To be done ▸
Reply only with how many lines contain the word "JSON".

--- Records for the exercise ---

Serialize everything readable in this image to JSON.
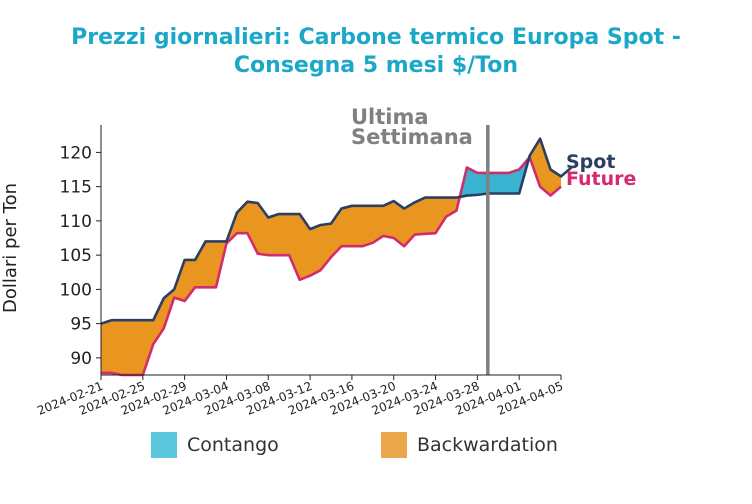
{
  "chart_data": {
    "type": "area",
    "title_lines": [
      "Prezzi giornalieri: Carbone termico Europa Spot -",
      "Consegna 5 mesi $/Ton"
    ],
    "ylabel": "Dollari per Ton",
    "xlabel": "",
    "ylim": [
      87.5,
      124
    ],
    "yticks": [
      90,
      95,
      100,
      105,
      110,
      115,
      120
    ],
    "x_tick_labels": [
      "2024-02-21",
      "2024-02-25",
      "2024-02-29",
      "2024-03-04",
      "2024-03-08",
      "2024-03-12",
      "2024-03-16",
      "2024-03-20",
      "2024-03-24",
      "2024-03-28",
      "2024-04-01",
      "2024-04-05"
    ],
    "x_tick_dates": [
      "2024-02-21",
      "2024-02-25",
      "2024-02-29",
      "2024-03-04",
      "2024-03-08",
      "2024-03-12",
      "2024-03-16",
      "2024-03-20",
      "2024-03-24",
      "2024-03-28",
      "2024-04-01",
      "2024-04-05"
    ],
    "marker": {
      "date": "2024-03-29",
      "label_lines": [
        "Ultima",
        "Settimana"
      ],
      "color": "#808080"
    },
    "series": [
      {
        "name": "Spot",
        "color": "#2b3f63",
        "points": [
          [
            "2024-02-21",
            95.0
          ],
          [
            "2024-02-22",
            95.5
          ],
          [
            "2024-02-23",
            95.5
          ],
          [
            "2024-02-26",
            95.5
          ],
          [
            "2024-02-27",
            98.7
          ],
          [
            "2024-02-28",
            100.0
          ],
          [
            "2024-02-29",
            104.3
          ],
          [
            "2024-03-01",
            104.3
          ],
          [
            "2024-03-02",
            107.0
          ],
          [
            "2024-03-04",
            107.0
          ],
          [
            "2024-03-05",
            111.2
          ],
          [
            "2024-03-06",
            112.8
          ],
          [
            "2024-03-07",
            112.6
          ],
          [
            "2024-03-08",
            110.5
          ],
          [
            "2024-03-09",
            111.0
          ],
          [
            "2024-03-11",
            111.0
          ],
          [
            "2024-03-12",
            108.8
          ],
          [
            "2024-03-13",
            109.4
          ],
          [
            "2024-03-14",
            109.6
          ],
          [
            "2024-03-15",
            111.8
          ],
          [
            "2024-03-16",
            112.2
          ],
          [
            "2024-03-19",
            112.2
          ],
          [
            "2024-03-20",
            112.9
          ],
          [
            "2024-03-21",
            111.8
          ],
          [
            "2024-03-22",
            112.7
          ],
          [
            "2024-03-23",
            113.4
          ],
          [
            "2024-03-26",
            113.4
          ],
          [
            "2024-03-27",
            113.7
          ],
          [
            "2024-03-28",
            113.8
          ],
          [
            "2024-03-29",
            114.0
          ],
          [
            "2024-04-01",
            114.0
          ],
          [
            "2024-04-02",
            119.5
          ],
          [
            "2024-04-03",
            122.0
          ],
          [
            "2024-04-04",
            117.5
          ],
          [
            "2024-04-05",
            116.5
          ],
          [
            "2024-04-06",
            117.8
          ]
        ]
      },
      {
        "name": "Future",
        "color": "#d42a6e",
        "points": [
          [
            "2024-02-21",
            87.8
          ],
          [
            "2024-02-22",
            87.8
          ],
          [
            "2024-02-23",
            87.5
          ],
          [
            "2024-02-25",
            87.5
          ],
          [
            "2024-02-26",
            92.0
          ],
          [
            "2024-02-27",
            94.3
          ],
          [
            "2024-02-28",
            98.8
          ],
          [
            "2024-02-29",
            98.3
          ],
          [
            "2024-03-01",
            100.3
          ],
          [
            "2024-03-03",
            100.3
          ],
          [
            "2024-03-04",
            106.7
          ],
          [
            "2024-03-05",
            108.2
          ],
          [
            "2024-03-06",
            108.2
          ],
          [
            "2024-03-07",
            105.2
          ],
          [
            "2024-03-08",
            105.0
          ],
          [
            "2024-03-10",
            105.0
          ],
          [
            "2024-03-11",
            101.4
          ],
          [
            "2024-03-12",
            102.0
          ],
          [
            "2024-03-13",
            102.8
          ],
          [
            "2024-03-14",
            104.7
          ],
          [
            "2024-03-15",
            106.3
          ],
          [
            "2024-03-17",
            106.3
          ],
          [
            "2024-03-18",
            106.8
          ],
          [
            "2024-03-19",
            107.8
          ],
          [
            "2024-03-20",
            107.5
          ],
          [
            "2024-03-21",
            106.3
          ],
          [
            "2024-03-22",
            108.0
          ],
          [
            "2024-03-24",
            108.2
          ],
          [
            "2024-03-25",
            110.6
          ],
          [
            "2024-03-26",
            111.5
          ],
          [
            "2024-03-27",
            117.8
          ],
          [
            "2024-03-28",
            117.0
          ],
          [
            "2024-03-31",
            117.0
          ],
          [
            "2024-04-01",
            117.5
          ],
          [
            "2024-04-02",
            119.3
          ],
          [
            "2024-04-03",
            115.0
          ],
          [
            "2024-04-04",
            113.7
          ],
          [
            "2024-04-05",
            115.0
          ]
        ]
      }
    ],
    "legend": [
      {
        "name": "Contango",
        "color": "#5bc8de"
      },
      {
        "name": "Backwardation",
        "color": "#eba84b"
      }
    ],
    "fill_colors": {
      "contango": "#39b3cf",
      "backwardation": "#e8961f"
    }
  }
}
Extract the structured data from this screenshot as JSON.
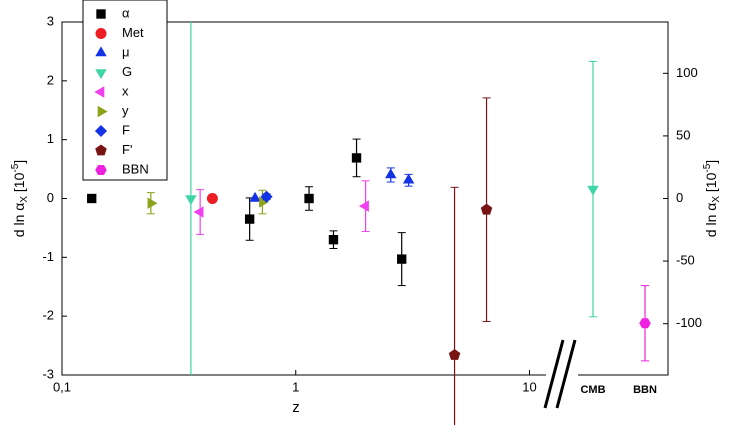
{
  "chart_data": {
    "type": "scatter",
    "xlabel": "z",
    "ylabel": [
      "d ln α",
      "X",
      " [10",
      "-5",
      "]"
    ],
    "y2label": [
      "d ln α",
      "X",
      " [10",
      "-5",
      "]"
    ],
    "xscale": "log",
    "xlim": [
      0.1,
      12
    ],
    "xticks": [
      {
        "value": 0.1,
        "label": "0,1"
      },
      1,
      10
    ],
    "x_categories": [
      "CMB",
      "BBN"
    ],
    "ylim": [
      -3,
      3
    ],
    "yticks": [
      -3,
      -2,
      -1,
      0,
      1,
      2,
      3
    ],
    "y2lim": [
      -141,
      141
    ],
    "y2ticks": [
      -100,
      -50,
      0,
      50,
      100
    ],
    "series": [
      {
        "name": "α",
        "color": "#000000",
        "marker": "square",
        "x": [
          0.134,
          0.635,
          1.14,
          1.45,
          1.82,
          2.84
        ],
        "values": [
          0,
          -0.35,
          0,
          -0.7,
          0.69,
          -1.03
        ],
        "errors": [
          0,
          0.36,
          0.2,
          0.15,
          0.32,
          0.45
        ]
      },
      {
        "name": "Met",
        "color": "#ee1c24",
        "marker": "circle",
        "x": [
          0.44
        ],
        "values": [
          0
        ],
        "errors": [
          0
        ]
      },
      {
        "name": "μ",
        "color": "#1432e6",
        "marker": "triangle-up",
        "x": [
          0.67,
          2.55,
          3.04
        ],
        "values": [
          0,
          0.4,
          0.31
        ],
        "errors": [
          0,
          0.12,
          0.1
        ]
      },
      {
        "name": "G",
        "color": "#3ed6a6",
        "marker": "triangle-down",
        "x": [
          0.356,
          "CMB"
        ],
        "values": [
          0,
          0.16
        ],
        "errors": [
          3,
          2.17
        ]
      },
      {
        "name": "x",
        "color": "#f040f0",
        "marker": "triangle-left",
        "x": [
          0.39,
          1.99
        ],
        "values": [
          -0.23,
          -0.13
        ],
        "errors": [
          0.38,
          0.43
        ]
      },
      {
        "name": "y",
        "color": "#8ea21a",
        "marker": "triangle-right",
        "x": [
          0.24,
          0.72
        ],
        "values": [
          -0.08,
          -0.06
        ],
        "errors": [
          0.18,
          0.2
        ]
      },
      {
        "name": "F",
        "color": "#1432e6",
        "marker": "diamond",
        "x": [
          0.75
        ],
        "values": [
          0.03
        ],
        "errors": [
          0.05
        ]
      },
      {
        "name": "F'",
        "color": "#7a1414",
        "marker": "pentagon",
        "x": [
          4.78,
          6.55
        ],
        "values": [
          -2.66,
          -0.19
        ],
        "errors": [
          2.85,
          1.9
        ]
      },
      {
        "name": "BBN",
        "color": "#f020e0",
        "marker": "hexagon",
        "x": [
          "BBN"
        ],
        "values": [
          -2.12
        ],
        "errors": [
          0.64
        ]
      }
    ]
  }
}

---

Task answer ▸
2